- Goal
Without changing a character, return the entries, but not the images they hold.
== Source records
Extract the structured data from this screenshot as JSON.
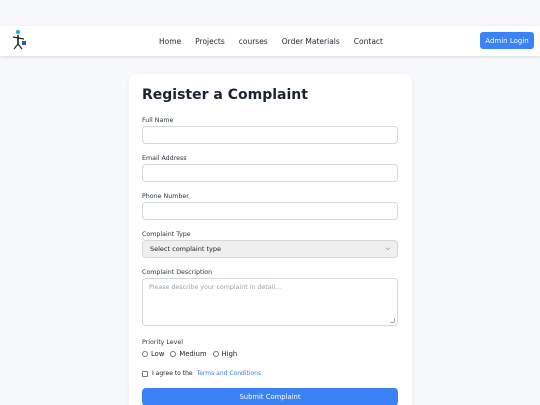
{
  "nav": {
    "links": [
      "Home",
      "Projects",
      "courses",
      "Order Materials",
      "Contact"
    ],
    "admin_button": "Admin Login"
  },
  "form": {
    "title": "Register a Complaint",
    "full_name_label": "Full Name",
    "email_label": "Email Address",
    "phone_label": "Phone Number",
    "complaint_type_label": "Complaint Type",
    "complaint_type_selected": "Select complaint type",
    "description_label": "Complaint Description",
    "description_placeholder": "Please describe your complaint in detail...",
    "priority_label": "Priority Level",
    "priority_options": [
      "Low",
      "Medium",
      "High"
    ],
    "agree_text": "I agree to the",
    "terms_link": "Terms and Conditions",
    "submit_button": "Submit Complaint"
  },
  "colors": {
    "accent": "#3b82f6",
    "background": "#f7f8fb",
    "card": "#ffffff"
  },
  "icons": {
    "logo": "person-figure-logo-icon",
    "select_chevron": "chevron-down-icon"
  }
}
====
- Task result
Extract the structured data from this screenshot as JSON.
{
  "nav": {
    "links": [
      "Home",
      "Projects",
      "courses",
      "Order Materials",
      "Contact"
    ],
    "admin_button": "Admin Login"
  },
  "form": {
    "title": "Register a Complaint",
    "full_name_label": "Full Name",
    "email_label": "Email Address",
    "phone_label": "Phone Number",
    "complaint_type_label": "Complaint Type",
    "complaint_type_selected": "Select complaint type",
    "description_label": "Complaint Description",
    "description_placeholder": "Please describe your complaint in detail...",
    "priority_label": "Priority Level",
    "priority_options": [
      "Low",
      "Medium",
      "High"
    ],
    "agree_text": "I agree to the",
    "terms_link": "Terms and Conditions",
    "submit_button": "Submit Complaint"
  },
  "colors": {
    "accent": "#3b82f6",
    "background": "#f7f8fb",
    "card": "#ffffff"
  },
  "icons": {
    "logo": "person-figure-logo-icon",
    "select_chevron": "chevron-down-icon"
  }
}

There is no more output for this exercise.